§ **Task material**:
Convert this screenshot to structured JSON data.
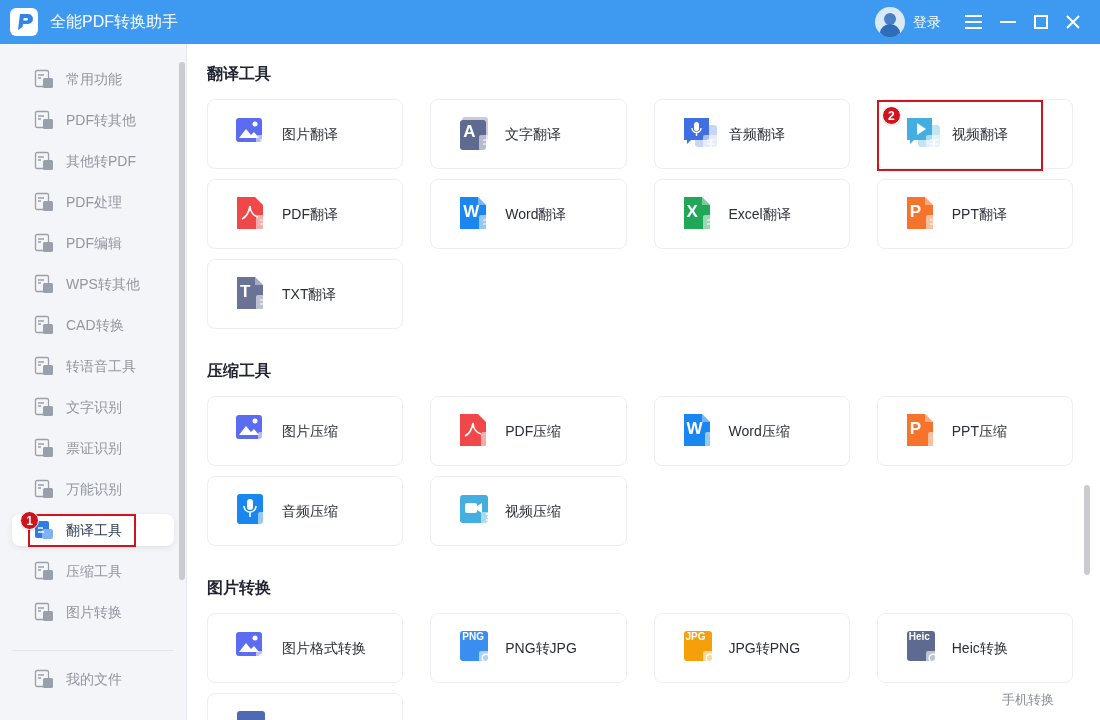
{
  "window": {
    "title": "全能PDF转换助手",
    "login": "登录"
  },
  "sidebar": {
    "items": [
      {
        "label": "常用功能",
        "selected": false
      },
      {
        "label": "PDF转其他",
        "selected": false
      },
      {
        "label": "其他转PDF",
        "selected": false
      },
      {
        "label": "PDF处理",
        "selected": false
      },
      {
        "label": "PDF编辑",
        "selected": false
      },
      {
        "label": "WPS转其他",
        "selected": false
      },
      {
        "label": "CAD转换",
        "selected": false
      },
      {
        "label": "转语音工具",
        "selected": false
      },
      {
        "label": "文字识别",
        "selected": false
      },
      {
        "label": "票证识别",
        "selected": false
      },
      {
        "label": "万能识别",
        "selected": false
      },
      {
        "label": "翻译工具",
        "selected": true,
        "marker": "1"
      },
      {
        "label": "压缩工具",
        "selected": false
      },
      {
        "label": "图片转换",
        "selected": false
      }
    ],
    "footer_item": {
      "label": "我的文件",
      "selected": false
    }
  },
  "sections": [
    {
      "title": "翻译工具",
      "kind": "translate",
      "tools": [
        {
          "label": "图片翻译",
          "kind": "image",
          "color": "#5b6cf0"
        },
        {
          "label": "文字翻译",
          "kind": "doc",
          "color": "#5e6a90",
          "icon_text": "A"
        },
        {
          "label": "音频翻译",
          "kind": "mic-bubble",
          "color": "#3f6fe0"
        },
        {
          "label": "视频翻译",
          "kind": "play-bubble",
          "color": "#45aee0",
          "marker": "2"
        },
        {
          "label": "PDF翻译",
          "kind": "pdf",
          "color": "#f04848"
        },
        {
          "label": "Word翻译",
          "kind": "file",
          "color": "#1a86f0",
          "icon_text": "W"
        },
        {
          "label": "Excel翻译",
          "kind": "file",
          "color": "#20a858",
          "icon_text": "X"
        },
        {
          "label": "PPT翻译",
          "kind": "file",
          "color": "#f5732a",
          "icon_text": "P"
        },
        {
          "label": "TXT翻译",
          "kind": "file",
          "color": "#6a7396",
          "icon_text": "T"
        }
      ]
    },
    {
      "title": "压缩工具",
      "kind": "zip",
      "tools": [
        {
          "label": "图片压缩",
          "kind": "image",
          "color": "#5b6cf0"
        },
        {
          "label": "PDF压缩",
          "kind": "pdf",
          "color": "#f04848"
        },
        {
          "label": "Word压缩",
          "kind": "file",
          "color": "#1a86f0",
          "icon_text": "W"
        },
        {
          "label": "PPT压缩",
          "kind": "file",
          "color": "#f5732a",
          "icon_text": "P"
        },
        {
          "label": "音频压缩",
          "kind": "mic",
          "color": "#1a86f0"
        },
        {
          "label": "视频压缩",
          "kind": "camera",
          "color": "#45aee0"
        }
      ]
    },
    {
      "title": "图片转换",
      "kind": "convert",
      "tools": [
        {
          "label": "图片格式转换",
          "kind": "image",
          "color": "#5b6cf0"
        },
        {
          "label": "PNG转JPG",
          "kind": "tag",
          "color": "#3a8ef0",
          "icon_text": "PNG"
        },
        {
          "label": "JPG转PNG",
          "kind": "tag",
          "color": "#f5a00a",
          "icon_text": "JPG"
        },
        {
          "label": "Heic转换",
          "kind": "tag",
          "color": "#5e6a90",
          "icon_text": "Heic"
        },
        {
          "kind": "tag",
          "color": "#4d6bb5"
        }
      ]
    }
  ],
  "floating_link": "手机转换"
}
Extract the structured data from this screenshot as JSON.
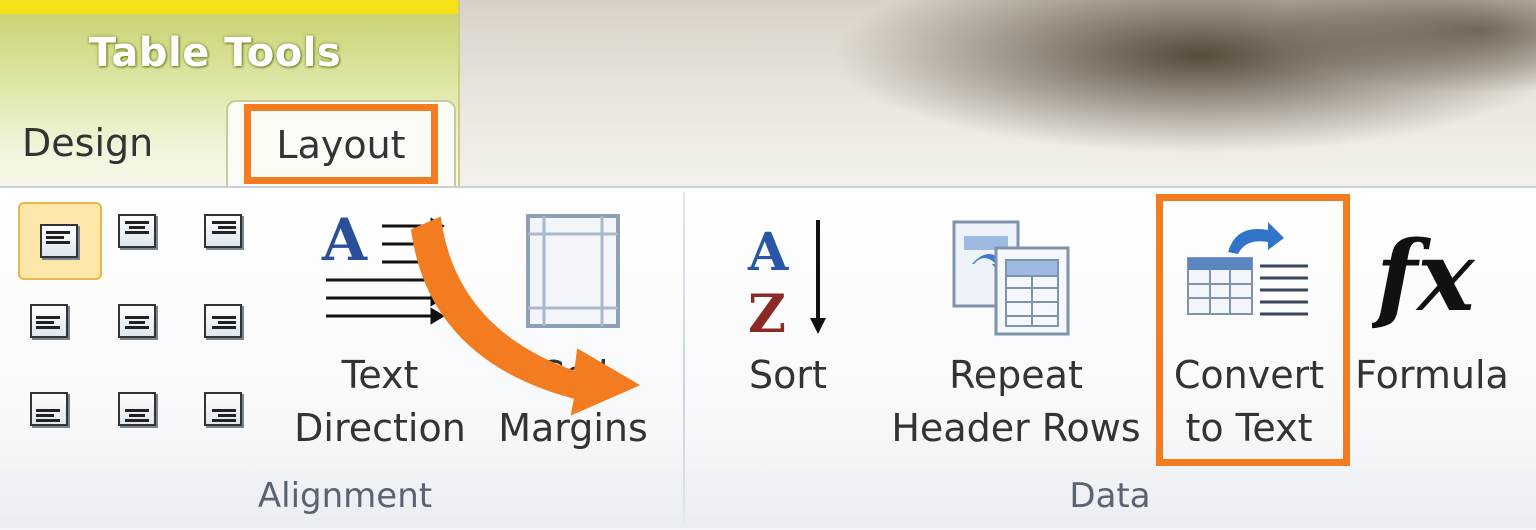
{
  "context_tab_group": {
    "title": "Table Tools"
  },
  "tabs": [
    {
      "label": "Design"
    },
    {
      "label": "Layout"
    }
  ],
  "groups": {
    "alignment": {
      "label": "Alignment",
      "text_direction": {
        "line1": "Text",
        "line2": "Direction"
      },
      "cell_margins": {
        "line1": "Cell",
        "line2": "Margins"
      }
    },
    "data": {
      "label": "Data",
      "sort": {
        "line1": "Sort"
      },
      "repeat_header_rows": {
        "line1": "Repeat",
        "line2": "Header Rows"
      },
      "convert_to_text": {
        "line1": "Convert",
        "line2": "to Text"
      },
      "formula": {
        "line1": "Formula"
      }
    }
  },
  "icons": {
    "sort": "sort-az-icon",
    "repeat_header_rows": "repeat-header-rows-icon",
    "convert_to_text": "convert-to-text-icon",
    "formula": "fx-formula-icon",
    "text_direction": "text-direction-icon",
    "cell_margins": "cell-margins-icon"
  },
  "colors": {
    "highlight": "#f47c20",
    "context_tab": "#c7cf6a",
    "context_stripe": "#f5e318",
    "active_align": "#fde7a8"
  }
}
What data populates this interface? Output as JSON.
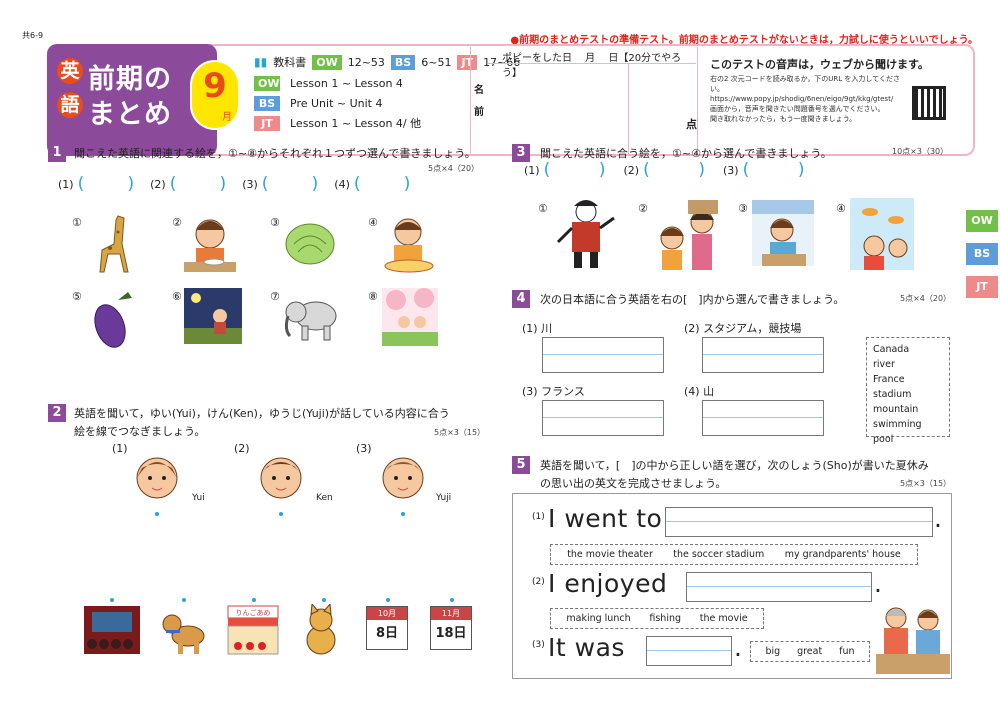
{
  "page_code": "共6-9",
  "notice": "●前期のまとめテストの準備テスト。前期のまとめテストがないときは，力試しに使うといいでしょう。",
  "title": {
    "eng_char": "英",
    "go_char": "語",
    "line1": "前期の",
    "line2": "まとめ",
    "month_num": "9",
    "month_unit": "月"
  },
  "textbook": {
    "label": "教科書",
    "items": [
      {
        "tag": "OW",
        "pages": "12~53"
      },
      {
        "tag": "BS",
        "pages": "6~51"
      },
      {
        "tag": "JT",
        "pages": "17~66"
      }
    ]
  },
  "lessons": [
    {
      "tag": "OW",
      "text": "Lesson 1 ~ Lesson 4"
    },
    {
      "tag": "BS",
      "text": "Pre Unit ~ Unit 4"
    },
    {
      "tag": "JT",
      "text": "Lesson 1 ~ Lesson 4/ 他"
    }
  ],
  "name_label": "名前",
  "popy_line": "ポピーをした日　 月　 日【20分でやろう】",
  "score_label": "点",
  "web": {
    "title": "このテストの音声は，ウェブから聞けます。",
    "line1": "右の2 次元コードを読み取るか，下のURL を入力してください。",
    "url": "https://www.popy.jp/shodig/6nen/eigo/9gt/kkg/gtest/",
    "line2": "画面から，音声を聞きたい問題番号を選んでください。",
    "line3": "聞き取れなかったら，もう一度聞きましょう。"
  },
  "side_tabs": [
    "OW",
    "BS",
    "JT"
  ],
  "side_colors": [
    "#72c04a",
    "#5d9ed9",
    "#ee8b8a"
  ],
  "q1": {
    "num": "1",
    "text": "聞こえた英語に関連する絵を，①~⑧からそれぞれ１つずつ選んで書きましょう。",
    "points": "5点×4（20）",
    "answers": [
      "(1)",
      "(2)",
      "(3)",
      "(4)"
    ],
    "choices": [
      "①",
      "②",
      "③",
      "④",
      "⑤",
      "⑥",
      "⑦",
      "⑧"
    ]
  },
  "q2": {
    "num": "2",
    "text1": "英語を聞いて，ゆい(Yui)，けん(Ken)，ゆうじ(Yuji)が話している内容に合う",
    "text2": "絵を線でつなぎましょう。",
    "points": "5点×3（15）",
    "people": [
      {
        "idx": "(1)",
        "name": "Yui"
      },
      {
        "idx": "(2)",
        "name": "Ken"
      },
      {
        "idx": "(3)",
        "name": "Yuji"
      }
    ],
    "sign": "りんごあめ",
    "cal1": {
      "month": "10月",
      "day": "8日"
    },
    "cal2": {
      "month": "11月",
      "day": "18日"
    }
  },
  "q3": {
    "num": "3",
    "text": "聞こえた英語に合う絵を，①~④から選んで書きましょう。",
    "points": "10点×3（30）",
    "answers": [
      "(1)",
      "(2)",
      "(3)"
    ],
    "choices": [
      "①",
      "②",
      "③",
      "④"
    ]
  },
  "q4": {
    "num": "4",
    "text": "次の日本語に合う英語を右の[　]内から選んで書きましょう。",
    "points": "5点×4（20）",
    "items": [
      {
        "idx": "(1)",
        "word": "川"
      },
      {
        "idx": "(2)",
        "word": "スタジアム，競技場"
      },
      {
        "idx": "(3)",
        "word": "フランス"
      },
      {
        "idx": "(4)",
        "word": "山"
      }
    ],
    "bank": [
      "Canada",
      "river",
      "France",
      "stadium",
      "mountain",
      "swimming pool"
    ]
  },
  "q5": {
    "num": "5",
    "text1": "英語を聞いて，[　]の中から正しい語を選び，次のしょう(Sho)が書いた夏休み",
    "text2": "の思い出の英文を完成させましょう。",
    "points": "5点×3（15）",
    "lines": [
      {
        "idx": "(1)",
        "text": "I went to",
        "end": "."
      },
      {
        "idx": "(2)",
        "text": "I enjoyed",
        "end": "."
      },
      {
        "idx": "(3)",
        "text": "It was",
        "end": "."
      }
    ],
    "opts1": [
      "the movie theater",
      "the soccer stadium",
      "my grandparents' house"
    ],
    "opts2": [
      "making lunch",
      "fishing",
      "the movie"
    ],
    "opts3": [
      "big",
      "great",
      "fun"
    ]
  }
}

§ **Stated problem**: For each line of the listing that holds the word "structured", show that line.

§ **Finished task**:
Convert this screenshot to structured JSON data.
Extract the structured data from this screenshot as JSON.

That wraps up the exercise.